DATASET RECORDS:
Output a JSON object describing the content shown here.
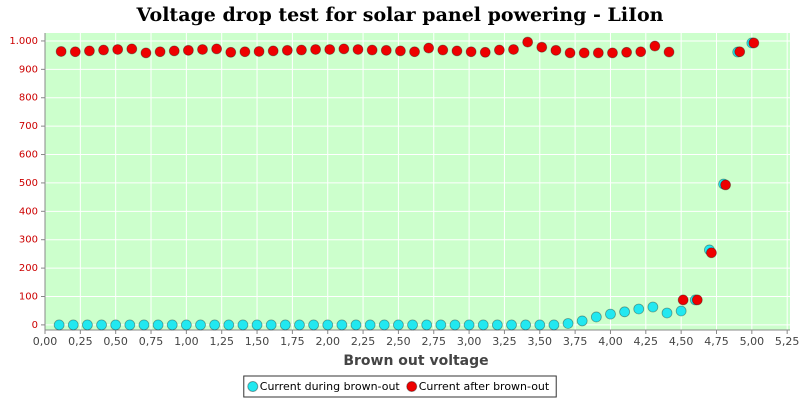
{
  "chart_data": {
    "type": "scatter",
    "title": "Voltage drop test for solar panel powering -  LiIon",
    "x_label": "Brown out voltage",
    "x": [
      0.1,
      0.2,
      0.3,
      0.4,
      0.5,
      0.6,
      0.7,
      0.8,
      0.9,
      1.0,
      1.1,
      1.2,
      1.3,
      1.4,
      1.5,
      1.6,
      1.7,
      1.8,
      1.9,
      2.0,
      2.1,
      2.2,
      2.3,
      2.4,
      2.5,
      2.6,
      2.7,
      2.8,
      2.9,
      3.0,
      3.1,
      3.2,
      3.3,
      3.4,
      3.5,
      3.6,
      3.7,
      3.8,
      3.9,
      4.0,
      4.1,
      4.2,
      4.3,
      4.4,
      4.5,
      4.6,
      4.7,
      4.8,
      4.9,
      5.0
    ],
    "series": [
      {
        "name": "Current during brown-out",
        "color": "#22e8f0",
        "values": [
          0,
          0,
          0,
          0,
          0,
          0,
          0,
          0,
          0,
          0,
          0,
          0,
          0,
          0,
          0,
          0,
          0,
          0,
          0,
          0,
          0,
          0,
          0,
          0,
          0,
          0,
          0,
          0,
          0,
          0,
          0,
          0,
          0,
          0,
          0,
          0,
          5,
          14,
          28,
          38,
          46,
          56,
          63,
          42,
          49,
          88,
          264,
          496,
          961,
          993
        ]
      },
      {
        "name": "Current after brown-out",
        "color": "#ee0000",
        "values": [
          963,
          962,
          965,
          968,
          970,
          972,
          958,
          962,
          965,
          967,
          970,
          972,
          960,
          962,
          963,
          965,
          967,
          968,
          970,
          970,
          972,
          970,
          968,
          967,
          965,
          962,
          975,
          968,
          965,
          962,
          960,
          968,
          970,
          996,
          978,
          967,
          958,
          958,
          958,
          958,
          960,
          962,
          982,
          961,
          88,
          88,
          254,
          493,
          962,
          993
        ]
      }
    ],
    "xlim": [
      0,
      5.27
    ],
    "ylim": [
      -18,
      1028
    ],
    "xticks": [
      {
        "value": 0,
        "label": "0,00"
      },
      {
        "value": 0.25,
        "label": "0,25"
      },
      {
        "value": 0.5,
        "label": "0,50"
      },
      {
        "value": 0.75,
        "label": "0,75"
      },
      {
        "value": 1,
        "label": "1,00"
      },
      {
        "value": 1.25,
        "label": "1,25"
      },
      {
        "value": 1.5,
        "label": "1,50"
      },
      {
        "value": 1.75,
        "label": "1,75"
      },
      {
        "value": 2,
        "label": "2,00"
      },
      {
        "value": 2.25,
        "label": "2,25"
      },
      {
        "value": 2.5,
        "label": "2,50"
      },
      {
        "value": 2.75,
        "label": "2,75"
      },
      {
        "value": 3,
        "label": "3,00"
      },
      {
        "value": 3.25,
        "label": "3,25"
      },
      {
        "value": 3.5,
        "label": "3,50"
      },
      {
        "value": 3.75,
        "label": "3,75"
      },
      {
        "value": 4,
        "label": "4,00"
      },
      {
        "value": 4.25,
        "label": "4,25"
      },
      {
        "value": 4.5,
        "label": "4,50"
      },
      {
        "value": 4.75,
        "label": "4,75"
      },
      {
        "value": 5,
        "label": "5,00"
      },
      {
        "value": 5.25,
        "label": "5,25"
      }
    ],
    "yticks": [
      0,
      100,
      200,
      300,
      400,
      500,
      600,
      700,
      800,
      900,
      {
        "value": 1000,
        "label": "1.000"
      }
    ],
    "grid": true,
    "legend": "bottom"
  }
}
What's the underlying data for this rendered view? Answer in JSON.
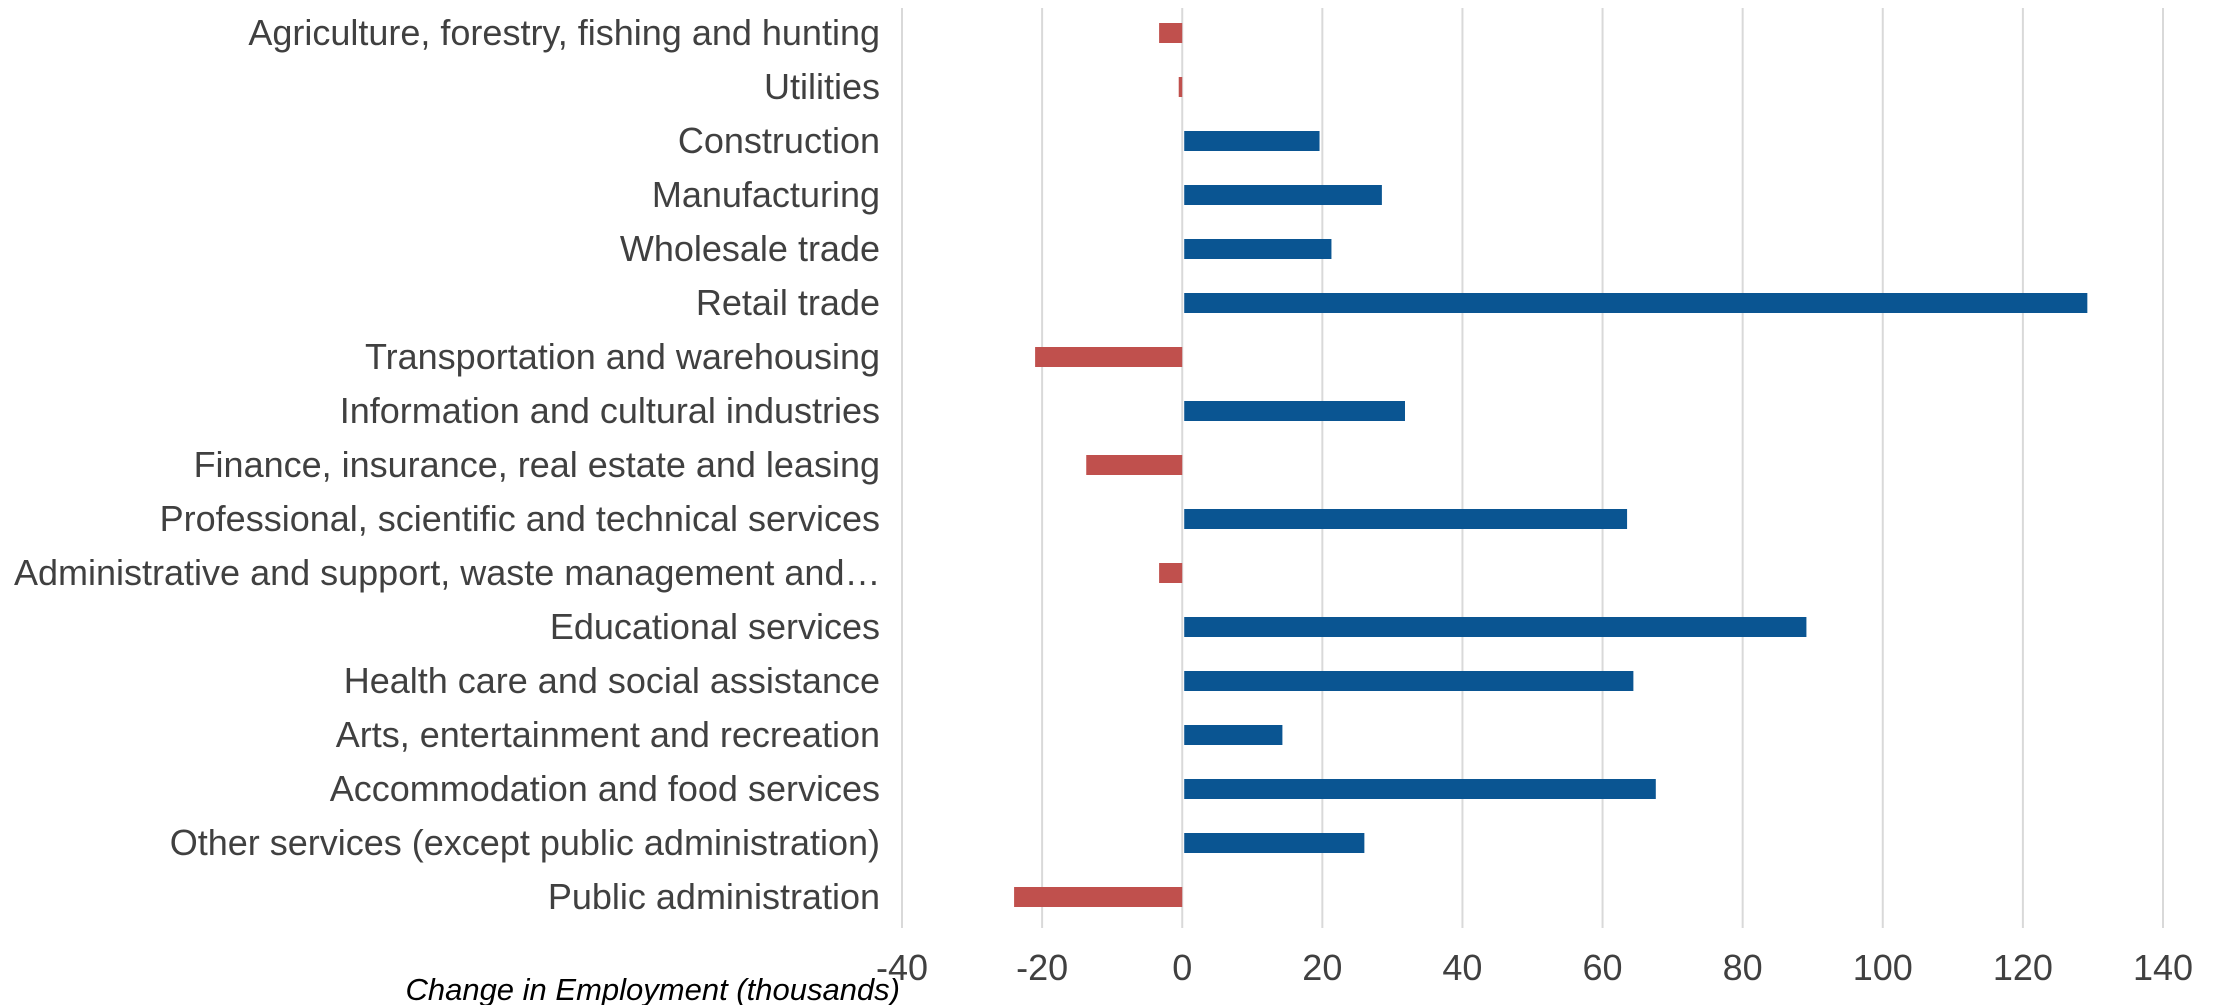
{
  "chart_data": {
    "type": "bar",
    "orientation": "horizontal",
    "categories": [
      "Agriculture, forestry, fishing and hunting",
      "Utilities",
      "Construction",
      "Manufacturing",
      "Wholesale trade",
      "Retail trade",
      "Transportation  and warehousing",
      "Information and cultural industries",
      "Finance, insurance, real estate and leasing",
      "Professional, scientific and technical services",
      "Administrative and support, waste management and…",
      "Educational services",
      "Health care and social assistance",
      "Arts, entertainment and recreation",
      "Accommodation and food services",
      "Other services (except public administration)",
      "Public administration"
    ],
    "values": [
      -3.3,
      -0.5,
      19.6,
      28.5,
      21.3,
      129.2,
      -21.0,
      31.8,
      -13.7,
      63.5,
      -3.3,
      89.1,
      64.4,
      14.3,
      67.6,
      26.0,
      -24.0
    ],
    "xlabel": "Change in Employment (thousands)",
    "ylabel": "",
    "xlim": [
      -40,
      140
    ],
    "xticks": [
      -40,
      -20,
      0,
      20,
      40,
      60,
      80,
      100,
      120,
      140
    ],
    "xtick_labels": [
      "-40",
      "-20",
      "0",
      "20",
      "40",
      "60",
      "80",
      "100",
      "120",
      "140"
    ],
    "grid": "vertical",
    "legend": "none",
    "colors": {
      "positive": "#0a5592",
      "negative": "#c0504d"
    }
  }
}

WHAT YOU NEED TO DO: Search the records for the string "services" and return every line in which it occurs.

EXERCISE RESULT:
      "Professional, scientific and technical services",
      "Educational services",
      "Accommodation and food services",
      "Other services (except public administration)",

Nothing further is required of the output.